(Problem)
Reproduce the records below in their entirety, character for character.

####################

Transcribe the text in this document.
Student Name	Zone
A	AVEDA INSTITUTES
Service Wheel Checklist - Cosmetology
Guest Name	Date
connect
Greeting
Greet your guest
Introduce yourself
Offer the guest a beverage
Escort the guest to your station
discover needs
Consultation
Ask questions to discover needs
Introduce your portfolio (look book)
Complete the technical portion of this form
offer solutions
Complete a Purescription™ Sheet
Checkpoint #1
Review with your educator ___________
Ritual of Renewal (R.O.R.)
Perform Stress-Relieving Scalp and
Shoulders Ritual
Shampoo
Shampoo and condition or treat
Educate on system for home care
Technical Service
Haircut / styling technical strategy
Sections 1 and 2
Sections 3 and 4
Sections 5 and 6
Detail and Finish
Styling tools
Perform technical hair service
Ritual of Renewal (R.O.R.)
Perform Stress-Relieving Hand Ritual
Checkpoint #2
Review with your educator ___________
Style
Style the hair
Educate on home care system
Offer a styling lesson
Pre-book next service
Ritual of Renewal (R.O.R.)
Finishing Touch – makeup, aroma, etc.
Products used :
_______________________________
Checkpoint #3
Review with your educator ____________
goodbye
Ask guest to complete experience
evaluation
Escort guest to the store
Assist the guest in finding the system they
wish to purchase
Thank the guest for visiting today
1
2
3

####################

(Full solution)
Transcribe the text in this document.
Student Name	Zone
A	AVEDA INSTITUTES
Service Wheel Checklist - Cosmetology
Guest Name	Date
connect
Greeting
Greet your guest
Introduce yourself
Offer the guest a beverage
Escort the guest to your station
discover needs
Consultation
Ask questions to discover needs
Introduce your portfolio (look book)
Complete the technical portion of this form
offer solutions
Complete a Purescription™ Sheet
Checkpoint #1
Review with your educator ___________
Ritual of Renewal (R.O.R.)
Perform Stress-Relieving Scalp and
Shoulders Ritual
Shampoo
Shampoo and condition or treat
Educate on system for home care
Technical Service
Haircut / styling technical strategy
Sections 1 and 2
Sections 3 and 4
Sections 5 and 6
Detail and Finish
Styling tools
Perform technical hair service
Ritual of Renewal (R.O.R.)
Perform Stress-Relieving Hand Ritual
Checkpoint #2
Review with your educator ___________
Style
Style the hair
Educate on home care system
Offer a styling lesson
Pre-book next service
Ritual of Renewal (R.O.R.)
Finishing Touch – makeup, aroma, etc.
Products used :
_______________________________
Checkpoint #3
Review with your educator ____________
goodbye
Ask guest to complete experience
evaluation
Escort guest to the store
Assist the guest in finding the system they
wish to purchase
Thank the guest for visiting today
1
2
3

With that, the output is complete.